• _Provided records_:
⁂

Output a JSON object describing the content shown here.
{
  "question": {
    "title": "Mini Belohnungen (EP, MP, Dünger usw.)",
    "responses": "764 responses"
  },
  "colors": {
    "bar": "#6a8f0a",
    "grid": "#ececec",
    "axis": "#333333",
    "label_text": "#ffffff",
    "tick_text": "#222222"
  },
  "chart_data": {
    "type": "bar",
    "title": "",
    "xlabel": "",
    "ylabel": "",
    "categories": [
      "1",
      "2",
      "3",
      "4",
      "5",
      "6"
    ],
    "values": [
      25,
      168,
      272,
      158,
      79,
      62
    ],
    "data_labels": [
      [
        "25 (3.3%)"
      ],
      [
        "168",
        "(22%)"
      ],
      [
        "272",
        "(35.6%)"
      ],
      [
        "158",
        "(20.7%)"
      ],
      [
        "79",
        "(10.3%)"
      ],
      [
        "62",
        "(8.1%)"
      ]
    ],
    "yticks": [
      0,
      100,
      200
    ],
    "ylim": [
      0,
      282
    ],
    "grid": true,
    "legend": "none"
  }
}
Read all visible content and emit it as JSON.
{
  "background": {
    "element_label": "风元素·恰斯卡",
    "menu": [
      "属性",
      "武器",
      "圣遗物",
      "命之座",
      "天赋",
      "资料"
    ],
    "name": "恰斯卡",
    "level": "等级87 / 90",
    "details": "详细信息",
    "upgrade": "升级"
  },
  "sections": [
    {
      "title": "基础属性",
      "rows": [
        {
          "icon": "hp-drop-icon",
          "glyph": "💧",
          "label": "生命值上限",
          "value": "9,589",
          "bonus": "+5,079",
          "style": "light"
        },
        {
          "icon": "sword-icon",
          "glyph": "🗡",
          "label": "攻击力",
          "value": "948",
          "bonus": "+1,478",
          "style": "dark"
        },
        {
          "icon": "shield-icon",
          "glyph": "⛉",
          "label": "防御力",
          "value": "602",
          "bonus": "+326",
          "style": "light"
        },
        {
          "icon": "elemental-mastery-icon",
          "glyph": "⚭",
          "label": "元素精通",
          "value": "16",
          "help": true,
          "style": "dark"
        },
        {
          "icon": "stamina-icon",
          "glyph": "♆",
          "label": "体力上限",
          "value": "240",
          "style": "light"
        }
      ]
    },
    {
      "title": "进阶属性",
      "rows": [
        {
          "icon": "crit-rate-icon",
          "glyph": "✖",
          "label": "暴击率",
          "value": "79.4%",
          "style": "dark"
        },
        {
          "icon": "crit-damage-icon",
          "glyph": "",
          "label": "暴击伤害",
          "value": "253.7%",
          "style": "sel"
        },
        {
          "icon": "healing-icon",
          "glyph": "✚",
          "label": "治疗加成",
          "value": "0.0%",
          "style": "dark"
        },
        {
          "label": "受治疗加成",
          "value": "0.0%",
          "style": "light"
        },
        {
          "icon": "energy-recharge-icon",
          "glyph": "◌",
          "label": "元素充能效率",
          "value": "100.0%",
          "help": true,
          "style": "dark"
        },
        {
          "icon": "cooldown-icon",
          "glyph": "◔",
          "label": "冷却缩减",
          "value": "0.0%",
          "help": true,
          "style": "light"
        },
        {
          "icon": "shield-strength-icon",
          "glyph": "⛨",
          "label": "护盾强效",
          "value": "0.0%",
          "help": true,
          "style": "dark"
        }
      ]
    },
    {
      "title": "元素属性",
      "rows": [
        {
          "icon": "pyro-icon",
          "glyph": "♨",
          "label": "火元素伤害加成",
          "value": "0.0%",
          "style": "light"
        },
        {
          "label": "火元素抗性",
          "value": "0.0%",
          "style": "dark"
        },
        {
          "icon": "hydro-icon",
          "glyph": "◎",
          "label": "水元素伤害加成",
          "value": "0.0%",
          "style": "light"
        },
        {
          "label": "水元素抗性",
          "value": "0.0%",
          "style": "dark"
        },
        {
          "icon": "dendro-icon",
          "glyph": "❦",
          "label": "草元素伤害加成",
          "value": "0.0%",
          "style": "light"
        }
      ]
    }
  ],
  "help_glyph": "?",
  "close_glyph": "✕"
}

⁂

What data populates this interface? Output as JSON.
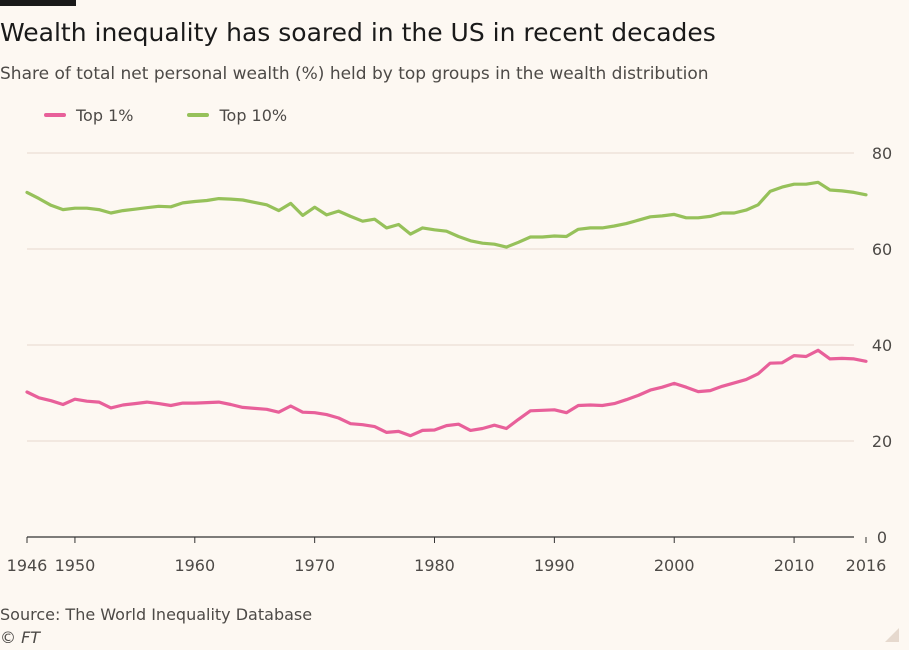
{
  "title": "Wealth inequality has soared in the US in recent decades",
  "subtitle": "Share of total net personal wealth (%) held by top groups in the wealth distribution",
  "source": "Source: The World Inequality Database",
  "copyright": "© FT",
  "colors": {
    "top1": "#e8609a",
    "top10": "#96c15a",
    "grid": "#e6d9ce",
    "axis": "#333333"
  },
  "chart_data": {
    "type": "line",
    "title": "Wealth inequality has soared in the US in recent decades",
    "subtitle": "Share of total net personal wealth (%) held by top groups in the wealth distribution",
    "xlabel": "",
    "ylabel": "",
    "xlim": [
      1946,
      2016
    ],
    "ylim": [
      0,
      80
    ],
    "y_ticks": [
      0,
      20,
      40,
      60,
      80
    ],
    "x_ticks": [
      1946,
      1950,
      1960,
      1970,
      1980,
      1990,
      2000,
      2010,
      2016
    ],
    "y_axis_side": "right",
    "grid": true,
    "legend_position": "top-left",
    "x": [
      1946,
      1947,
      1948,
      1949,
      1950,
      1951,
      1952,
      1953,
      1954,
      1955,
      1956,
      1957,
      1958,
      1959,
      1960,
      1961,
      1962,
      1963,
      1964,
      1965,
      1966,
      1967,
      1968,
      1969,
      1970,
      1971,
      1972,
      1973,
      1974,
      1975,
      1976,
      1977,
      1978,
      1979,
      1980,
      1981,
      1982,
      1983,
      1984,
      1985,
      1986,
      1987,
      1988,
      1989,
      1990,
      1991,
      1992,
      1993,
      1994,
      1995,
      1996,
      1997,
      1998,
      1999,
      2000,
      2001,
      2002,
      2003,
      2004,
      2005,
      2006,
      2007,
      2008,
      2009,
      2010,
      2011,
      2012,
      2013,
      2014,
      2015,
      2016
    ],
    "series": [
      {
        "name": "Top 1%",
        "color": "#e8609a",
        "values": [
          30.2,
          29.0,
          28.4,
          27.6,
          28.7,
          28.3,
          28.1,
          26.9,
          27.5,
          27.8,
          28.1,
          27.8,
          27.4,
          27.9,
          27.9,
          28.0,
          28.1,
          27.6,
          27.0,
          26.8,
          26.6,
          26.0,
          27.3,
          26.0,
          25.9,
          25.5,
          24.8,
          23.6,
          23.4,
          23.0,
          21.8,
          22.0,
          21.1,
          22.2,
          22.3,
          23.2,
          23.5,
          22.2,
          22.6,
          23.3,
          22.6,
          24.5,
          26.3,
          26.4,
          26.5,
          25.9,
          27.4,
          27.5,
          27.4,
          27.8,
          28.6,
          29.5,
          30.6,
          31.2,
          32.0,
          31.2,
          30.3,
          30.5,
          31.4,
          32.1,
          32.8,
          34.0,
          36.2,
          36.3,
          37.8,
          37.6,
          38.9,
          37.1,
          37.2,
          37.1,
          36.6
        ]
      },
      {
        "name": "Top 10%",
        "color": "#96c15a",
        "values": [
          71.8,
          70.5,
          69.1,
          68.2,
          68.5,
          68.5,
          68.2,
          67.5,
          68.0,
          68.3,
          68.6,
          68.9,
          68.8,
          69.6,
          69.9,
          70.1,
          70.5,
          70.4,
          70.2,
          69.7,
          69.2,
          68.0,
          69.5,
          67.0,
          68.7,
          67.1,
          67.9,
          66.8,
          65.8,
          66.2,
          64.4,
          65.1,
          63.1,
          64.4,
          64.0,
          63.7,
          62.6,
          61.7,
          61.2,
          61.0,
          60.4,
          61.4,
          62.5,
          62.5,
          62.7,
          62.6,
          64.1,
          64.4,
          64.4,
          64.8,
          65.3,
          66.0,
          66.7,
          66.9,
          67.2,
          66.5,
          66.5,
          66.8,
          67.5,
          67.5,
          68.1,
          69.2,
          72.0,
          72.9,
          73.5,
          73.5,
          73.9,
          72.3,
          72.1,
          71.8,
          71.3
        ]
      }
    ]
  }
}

⁂

• _Set task_:
Return each line that includes "grid".

• _The completed task_:
    "grid": "#ececec",
    "grid": true,
    "grid": "#e6d9ce",
    "grid": true,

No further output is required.